● **THE TASK**:
Every record below should be transcribed exactly. Omit the images.

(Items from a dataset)
*-*-*
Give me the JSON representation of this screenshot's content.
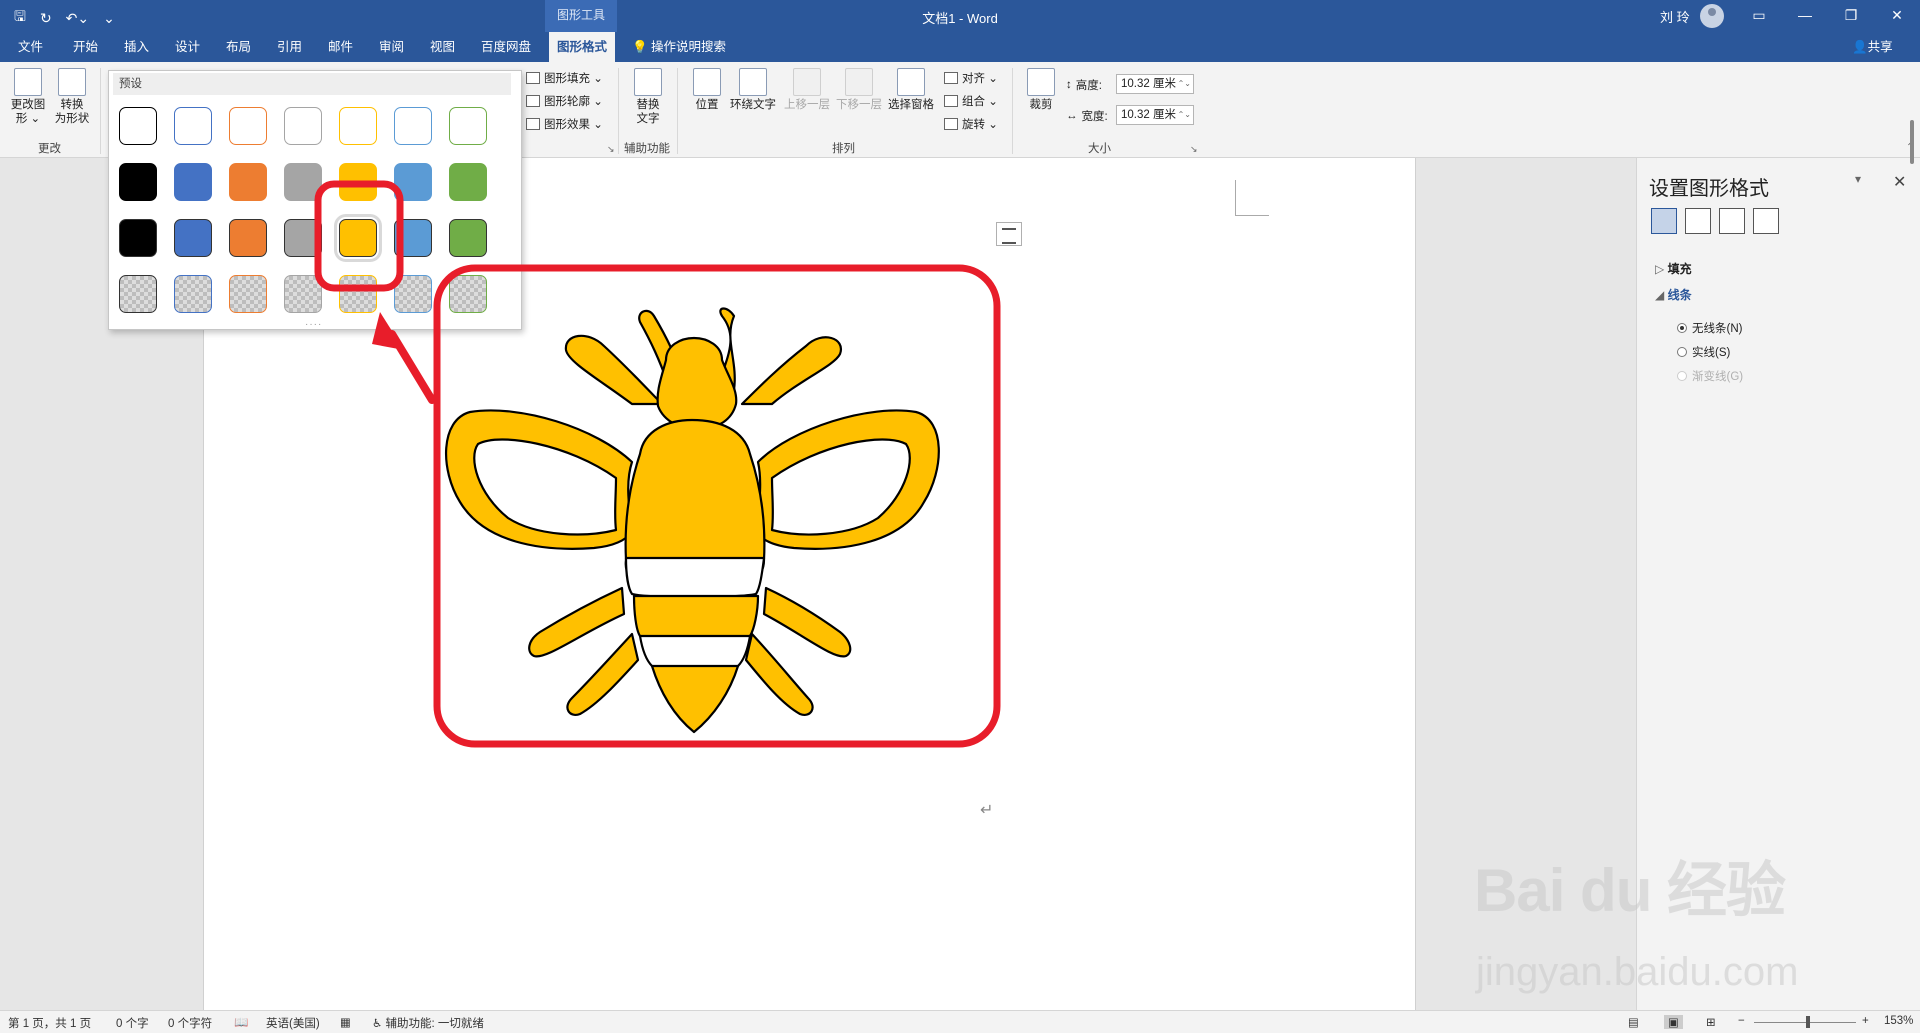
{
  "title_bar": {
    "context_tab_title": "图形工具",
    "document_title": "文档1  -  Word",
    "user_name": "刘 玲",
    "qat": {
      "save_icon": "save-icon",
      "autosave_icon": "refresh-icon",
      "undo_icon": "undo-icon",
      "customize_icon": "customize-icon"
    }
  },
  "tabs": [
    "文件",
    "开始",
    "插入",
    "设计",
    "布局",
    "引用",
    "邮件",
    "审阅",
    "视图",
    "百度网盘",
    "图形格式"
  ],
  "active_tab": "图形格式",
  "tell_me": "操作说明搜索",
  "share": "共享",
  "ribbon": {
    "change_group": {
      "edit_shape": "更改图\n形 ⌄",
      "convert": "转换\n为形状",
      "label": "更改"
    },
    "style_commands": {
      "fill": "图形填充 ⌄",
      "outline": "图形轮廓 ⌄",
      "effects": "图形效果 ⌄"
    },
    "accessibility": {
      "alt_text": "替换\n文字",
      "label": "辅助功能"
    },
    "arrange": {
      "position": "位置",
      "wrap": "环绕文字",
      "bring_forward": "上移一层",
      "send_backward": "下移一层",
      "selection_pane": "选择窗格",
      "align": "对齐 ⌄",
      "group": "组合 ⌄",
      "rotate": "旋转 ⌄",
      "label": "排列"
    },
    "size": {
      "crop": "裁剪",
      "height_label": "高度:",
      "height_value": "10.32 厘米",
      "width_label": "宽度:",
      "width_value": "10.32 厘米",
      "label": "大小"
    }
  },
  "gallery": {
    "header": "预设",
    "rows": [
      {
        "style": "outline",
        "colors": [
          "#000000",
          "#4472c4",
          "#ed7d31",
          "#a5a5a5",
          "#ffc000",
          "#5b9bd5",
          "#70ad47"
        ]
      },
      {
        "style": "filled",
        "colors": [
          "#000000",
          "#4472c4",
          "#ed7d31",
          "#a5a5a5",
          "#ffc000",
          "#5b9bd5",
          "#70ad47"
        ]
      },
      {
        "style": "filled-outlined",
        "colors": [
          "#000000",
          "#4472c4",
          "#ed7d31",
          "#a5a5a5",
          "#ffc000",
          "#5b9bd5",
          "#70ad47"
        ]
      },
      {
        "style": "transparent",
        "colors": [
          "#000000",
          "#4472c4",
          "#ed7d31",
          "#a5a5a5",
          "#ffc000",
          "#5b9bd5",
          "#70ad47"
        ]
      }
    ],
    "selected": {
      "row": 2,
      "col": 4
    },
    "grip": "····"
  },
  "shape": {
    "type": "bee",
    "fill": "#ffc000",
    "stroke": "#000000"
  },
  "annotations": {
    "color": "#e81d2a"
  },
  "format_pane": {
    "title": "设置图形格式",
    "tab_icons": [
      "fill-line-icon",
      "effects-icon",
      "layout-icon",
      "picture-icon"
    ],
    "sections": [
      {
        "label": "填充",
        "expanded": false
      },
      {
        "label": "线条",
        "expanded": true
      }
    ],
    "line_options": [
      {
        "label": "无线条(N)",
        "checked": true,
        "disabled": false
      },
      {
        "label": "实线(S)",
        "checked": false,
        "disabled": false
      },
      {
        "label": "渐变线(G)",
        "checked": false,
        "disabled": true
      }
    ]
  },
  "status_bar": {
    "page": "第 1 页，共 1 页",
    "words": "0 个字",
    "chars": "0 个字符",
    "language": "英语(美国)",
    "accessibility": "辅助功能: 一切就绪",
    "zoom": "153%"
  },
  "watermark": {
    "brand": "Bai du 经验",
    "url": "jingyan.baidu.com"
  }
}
*-*-*
● **TASK RESULT**:
Give me the JSON representation of this screenshot's content.
{
  "title_bar": {
    "context_tab_title": "图形工具",
    "document_title": "文档1  -  Word",
    "user_name": "刘 玲",
    "qat": {
      "save_icon": "save-icon",
      "autosave_icon": "refresh-icon",
      "undo_icon": "undo-icon",
      "customize_icon": "customize-icon"
    }
  },
  "tabs": [
    "文件",
    "开始",
    "插入",
    "设计",
    "布局",
    "引用",
    "邮件",
    "审阅",
    "视图",
    "百度网盘",
    "图形格式"
  ],
  "active_tab": "图形格式",
  "tell_me": "操作说明搜索",
  "share": "共享",
  "ribbon": {
    "change_group": {
      "edit_shape": "更改图\n形 ⌄",
      "convert": "转换\n为形状",
      "label": "更改"
    },
    "style_commands": {
      "fill": "图形填充 ⌄",
      "outline": "图形轮廓 ⌄",
      "effects": "图形效果 ⌄"
    },
    "accessibility": {
      "alt_text": "替换\n文字",
      "label": "辅助功能"
    },
    "arrange": {
      "position": "位置",
      "wrap": "环绕文字",
      "bring_forward": "上移一层",
      "send_backward": "下移一层",
      "selection_pane": "选择窗格",
      "align": "对齐 ⌄",
      "group": "组合 ⌄",
      "rotate": "旋转 ⌄",
      "label": "排列"
    },
    "size": {
      "crop": "裁剪",
      "height_label": "高度:",
      "height_value": "10.32 厘米",
      "width_label": "宽度:",
      "width_value": "10.32 厘米",
      "label": "大小"
    }
  },
  "gallery": {
    "header": "预设",
    "rows": [
      {
        "style": "outline",
        "colors": [
          "#000000",
          "#4472c4",
          "#ed7d31",
          "#a5a5a5",
          "#ffc000",
          "#5b9bd5",
          "#70ad47"
        ]
      },
      {
        "style": "filled",
        "colors": [
          "#000000",
          "#4472c4",
          "#ed7d31",
          "#a5a5a5",
          "#ffc000",
          "#5b9bd5",
          "#70ad47"
        ]
      },
      {
        "style": "filled-outlined",
        "colors": [
          "#000000",
          "#4472c4",
          "#ed7d31",
          "#a5a5a5",
          "#ffc000",
          "#5b9bd5",
          "#70ad47"
        ]
      },
      {
        "style": "transparent",
        "colors": [
          "#000000",
          "#4472c4",
          "#ed7d31",
          "#a5a5a5",
          "#ffc000",
          "#5b9bd5",
          "#70ad47"
        ]
      }
    ],
    "selected": {
      "row": 2,
      "col": 4
    },
    "grip": "····"
  },
  "shape": {
    "type": "bee",
    "fill": "#ffc000",
    "stroke": "#000000"
  },
  "annotations": {
    "color": "#e81d2a"
  },
  "format_pane": {
    "title": "设置图形格式",
    "tab_icons": [
      "fill-line-icon",
      "effects-icon",
      "layout-icon",
      "picture-icon"
    ],
    "sections": [
      {
        "label": "填充",
        "expanded": false
      },
      {
        "label": "线条",
        "expanded": true
      }
    ],
    "line_options": [
      {
        "label": "无线条(N)",
        "checked": true,
        "disabled": false
      },
      {
        "label": "实线(S)",
        "checked": false,
        "disabled": false
      },
      {
        "label": "渐变线(G)",
        "checked": false,
        "disabled": true
      }
    ]
  },
  "status_bar": {
    "page": "第 1 页，共 1 页",
    "words": "0 个字",
    "chars": "0 个字符",
    "language": "英语(美国)",
    "accessibility": "辅助功能: 一切就绪",
    "zoom": "153%"
  },
  "watermark": {
    "brand": "Bai du 经验",
    "url": "jingyan.baidu.com"
  }
}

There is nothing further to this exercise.